**Trecho selecionado**
Acabei de perceber algo interessante sobre como os bilionários realmente funcionam. Todo mundo fala sobre a riqueza de Jeff Bezos como se estivesse tudo ali, pronto para gastar, mas a questão é — a maior parte dela literalmente não é acessível.



Bezos vale cerca de $235 bilhões, de acordo com a Forbes, mas se você dividir, a maior parte disso está presa em ações da Amazon. Estamos falando de aproximadamente 90% do seu patrimônio líquido atrelado a ações que ele não pode simplesmente liquidar casualmente sem derrubar todo o mercado. Surreal, né?

Então, o que ele realmente pode gastar? Existe uma grande diferença entre ativos líquidos e ilíquidos. Líquido significa que você pode converter em dinheiro rapidamente sem perder valor — ações, títulos, dinheiro, esse tipo de coisa. Ilíquido é o oposto — imóveis, negócios privados, arte, colecionáveis. Uma vez que você vende, você sofre uma perda.

Para Bezos especificamente, ele tem cerca de $500 a $700 milhões em imóveis espalhados por aí. Depois, há o Washington Post e a Blue Origin, ambos de propriedade privada, então ninguém sabe exatamente o valor deles. Esses são basicamente intocáveis se ele quiser manter o controle.

**Dados fornecidos**
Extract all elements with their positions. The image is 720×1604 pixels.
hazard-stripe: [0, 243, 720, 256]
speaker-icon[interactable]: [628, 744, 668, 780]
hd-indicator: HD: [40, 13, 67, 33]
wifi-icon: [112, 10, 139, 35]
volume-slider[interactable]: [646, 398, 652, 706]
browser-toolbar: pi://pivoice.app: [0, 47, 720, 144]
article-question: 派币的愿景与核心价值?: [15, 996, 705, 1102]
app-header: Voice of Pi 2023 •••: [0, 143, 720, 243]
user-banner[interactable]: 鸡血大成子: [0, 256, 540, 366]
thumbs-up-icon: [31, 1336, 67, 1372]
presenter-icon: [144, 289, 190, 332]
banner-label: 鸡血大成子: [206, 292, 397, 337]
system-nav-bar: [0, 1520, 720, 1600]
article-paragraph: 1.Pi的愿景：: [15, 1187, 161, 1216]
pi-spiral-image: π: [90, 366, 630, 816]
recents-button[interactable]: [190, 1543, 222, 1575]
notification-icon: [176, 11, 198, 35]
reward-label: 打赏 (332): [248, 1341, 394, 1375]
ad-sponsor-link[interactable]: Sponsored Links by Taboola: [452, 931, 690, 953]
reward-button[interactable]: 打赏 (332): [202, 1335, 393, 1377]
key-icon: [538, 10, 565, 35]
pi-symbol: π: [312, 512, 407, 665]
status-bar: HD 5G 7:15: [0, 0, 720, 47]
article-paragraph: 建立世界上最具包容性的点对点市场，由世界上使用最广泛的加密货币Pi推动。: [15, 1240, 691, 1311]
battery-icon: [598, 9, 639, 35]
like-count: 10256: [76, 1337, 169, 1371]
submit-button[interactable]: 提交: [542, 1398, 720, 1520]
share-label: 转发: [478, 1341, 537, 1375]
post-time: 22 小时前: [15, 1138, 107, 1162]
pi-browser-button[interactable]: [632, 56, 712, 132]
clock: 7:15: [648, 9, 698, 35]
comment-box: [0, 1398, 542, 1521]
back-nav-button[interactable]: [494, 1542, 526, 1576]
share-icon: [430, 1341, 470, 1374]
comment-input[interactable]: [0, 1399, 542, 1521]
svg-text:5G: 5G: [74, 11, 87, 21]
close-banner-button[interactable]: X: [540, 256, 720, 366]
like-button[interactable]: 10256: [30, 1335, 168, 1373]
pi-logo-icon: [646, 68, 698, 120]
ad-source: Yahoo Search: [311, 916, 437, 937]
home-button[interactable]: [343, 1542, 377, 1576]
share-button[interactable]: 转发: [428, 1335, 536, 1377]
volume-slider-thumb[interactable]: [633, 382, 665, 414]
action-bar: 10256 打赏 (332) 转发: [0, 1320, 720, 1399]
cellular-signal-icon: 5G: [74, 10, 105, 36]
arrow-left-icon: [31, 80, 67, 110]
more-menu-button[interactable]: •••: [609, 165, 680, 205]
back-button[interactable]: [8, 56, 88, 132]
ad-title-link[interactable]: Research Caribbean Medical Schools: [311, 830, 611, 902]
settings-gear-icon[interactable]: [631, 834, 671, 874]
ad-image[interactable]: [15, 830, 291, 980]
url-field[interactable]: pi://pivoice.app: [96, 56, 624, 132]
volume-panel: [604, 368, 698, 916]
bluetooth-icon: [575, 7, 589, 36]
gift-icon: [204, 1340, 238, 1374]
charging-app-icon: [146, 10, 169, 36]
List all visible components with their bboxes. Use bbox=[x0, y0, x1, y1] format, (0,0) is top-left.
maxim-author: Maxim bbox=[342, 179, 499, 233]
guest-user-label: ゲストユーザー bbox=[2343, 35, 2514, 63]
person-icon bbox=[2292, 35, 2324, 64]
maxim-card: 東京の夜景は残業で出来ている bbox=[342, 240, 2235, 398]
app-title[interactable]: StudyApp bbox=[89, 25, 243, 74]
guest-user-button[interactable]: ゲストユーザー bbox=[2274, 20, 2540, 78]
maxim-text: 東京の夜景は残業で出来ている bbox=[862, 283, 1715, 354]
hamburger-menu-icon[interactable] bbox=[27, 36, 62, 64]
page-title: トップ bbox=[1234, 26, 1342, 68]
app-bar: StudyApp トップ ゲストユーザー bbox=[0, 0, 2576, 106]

**Problema proposto**
Escreva a continuação do texto sobre a riqueza de Jeff Bezos, começando logo após a última frase apresentada.

**Espaço da resposta**
Mas aqui é que fica interessante. Sim, sua participação na Amazon é tecnicamente líquida — é uma ação negociada publicamente, então teoricamente convertível em dinheiro. Mas Bezos não é um investidor comum. Se ele tentasse vender até uma fração de sua posição de $212 bilhões na Amazon, o mercado simplesmente entraria em pânico. Estamos falando de vendas em massa, colapso de preços, todo o efeito dominó. No momento em que se souber que o fundador está saindo, os investidores de varejo vão assumir que algo catastrófico está por vir.

Então, na prática? Bezos provavelmente mantém uma quantidade relativamente pequena de dinheiro líquido real em comparação com seu patrimônio. A maioria dos HNWIs mantém cerca de 15% em equivalentes de caixa, mas quando você é o cara que literalmente fundou a empresa que representa 90% da sua riqueza, não dá pra começar a liquidar sem consequências.

É um paradoxo que mostra como a riqueza de bilionários é bem diferente da riqueza comum. O número parece enorme, mas o poder de gasto é muito mais limitado do que as pessoas pensam.